EXERCISE DETAILS:
Pick out each line below containing "chevron".

### DATASET ROWS ###

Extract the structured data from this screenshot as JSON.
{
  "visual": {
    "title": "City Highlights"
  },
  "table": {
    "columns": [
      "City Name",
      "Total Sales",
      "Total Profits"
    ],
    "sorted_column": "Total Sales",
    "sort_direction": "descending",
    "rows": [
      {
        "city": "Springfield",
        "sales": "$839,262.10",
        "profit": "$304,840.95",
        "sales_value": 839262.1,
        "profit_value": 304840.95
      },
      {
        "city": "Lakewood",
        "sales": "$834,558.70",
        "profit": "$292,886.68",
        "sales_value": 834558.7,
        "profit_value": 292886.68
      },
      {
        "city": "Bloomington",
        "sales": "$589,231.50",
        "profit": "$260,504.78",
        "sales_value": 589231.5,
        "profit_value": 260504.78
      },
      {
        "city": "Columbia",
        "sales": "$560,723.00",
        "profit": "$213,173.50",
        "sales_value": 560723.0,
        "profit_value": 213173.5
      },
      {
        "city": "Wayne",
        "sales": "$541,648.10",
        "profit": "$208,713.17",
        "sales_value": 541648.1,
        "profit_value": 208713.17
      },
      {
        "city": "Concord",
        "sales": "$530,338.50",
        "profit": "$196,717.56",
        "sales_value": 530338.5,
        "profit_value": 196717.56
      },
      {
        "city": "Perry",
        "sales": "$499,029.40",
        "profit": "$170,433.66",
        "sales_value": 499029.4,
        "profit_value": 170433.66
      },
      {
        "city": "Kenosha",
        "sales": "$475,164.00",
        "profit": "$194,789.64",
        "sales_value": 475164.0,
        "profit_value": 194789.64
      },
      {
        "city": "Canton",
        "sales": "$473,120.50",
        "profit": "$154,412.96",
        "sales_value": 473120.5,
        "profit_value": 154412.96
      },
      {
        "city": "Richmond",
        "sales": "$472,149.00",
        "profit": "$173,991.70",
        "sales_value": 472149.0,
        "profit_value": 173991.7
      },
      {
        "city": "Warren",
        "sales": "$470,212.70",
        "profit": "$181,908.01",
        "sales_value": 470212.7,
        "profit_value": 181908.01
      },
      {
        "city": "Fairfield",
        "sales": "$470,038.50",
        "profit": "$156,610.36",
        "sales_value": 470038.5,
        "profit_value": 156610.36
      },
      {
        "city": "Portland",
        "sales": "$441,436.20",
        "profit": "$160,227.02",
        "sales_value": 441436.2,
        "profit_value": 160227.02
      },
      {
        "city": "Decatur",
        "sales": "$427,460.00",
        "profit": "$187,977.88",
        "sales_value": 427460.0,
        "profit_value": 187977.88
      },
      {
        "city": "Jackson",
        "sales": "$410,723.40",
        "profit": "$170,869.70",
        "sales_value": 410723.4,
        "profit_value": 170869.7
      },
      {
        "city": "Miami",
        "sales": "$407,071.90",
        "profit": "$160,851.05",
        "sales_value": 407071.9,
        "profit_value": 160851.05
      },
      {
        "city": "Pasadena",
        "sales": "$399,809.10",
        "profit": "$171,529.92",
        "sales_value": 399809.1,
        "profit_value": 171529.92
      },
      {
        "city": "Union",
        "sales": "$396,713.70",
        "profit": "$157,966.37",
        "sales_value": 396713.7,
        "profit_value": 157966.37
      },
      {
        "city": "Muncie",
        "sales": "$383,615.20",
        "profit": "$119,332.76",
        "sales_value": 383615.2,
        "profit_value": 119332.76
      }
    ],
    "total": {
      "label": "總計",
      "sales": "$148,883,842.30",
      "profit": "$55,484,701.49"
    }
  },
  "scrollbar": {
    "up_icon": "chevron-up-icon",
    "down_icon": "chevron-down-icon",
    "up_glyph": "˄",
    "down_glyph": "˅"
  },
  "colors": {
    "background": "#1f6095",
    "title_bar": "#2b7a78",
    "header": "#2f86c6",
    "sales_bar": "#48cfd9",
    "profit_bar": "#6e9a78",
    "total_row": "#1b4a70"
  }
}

###

RESPONSE TO THIS EXERCISE:
    "up_icon": "chevron-up-icon",
    "down_icon": "chevron-down-icon",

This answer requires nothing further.